### THE RECORDS
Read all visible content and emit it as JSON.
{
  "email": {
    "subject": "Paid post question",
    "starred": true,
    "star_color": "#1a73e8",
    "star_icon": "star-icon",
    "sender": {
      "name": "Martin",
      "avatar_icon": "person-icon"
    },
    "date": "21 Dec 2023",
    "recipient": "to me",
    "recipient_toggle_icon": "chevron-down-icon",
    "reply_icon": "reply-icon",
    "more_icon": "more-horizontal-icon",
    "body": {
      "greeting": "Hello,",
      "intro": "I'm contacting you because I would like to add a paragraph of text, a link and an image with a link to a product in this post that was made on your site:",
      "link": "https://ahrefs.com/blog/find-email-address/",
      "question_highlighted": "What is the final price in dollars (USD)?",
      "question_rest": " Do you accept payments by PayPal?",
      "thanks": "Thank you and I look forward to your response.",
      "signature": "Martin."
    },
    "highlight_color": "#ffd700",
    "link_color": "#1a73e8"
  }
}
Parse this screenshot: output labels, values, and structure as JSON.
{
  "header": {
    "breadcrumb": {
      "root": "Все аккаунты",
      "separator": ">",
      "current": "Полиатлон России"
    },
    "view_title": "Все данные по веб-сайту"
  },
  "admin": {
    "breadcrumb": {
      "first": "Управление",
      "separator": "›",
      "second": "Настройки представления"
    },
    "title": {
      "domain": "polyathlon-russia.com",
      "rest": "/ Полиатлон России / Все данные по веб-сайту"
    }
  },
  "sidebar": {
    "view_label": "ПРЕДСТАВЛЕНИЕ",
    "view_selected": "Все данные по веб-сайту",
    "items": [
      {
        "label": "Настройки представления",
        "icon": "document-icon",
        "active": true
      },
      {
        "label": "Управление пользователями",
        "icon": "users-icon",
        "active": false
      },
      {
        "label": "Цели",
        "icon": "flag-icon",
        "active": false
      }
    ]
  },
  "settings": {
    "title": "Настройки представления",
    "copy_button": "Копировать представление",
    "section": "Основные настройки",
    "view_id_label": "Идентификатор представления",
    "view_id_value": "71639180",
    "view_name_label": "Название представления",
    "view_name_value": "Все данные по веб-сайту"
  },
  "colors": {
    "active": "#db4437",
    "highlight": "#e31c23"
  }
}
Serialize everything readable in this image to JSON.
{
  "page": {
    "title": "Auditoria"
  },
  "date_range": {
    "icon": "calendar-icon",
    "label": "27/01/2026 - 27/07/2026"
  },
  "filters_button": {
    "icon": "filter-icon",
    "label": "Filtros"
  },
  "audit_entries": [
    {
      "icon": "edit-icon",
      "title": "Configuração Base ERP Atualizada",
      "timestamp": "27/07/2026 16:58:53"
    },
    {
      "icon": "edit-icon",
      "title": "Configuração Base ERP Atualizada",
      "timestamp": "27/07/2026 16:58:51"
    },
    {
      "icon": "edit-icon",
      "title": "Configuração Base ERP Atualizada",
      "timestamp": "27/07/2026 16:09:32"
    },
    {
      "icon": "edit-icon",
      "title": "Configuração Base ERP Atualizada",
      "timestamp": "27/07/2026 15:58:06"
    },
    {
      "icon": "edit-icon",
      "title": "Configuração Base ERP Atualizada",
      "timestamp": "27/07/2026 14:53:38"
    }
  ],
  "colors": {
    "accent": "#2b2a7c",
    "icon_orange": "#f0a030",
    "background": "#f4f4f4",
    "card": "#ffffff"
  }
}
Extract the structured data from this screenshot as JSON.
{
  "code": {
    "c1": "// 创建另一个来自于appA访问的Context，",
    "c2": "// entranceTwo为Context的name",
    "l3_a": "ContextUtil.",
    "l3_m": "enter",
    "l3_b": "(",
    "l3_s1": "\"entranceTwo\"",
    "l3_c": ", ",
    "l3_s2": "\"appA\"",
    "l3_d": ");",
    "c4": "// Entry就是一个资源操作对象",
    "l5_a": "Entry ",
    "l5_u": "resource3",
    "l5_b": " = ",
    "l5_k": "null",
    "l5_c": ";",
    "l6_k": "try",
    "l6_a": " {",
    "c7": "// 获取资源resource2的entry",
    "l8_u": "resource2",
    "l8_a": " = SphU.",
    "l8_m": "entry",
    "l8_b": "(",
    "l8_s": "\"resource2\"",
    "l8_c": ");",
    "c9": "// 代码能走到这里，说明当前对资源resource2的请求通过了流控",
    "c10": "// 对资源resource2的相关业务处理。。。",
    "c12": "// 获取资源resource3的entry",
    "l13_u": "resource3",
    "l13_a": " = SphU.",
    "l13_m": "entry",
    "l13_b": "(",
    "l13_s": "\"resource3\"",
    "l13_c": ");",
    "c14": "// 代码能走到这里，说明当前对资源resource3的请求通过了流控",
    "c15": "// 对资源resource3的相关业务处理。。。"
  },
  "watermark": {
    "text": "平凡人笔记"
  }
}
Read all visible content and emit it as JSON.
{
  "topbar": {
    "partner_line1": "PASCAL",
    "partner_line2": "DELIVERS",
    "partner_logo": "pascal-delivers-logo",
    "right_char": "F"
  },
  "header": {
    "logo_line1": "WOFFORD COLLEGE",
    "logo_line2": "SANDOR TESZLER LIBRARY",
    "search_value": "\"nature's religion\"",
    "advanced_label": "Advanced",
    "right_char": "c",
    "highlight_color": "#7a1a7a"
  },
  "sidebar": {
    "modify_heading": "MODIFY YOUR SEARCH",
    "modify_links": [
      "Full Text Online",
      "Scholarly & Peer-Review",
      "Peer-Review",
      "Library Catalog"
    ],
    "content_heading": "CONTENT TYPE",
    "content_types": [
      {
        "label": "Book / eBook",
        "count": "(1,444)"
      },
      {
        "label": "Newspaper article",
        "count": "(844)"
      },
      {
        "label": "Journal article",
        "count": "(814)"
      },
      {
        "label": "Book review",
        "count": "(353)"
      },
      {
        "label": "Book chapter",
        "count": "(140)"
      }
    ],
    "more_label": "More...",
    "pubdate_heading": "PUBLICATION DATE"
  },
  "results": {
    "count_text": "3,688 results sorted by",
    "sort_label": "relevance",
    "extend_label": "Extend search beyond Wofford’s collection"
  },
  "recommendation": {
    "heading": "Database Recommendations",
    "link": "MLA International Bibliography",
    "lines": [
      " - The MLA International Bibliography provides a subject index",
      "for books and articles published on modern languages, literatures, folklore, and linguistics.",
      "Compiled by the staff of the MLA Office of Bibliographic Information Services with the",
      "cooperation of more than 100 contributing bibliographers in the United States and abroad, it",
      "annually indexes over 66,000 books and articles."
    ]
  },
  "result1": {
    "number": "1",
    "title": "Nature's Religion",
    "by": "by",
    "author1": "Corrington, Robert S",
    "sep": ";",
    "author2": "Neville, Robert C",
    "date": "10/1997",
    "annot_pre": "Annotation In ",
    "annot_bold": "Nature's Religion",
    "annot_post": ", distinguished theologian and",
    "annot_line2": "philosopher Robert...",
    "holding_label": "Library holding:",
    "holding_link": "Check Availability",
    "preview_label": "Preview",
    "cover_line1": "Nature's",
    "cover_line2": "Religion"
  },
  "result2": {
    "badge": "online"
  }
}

### WORK INSTRUCTIONS
Identify which lines contain the word "image" and copy each one.

### CORRECT RESULT
      "intro": "I'm contacting you because I would like to add a paragraph of text, a link and an image with a link to a product in this post that was made on your site:",
Serialize everything readable in this image to JSON.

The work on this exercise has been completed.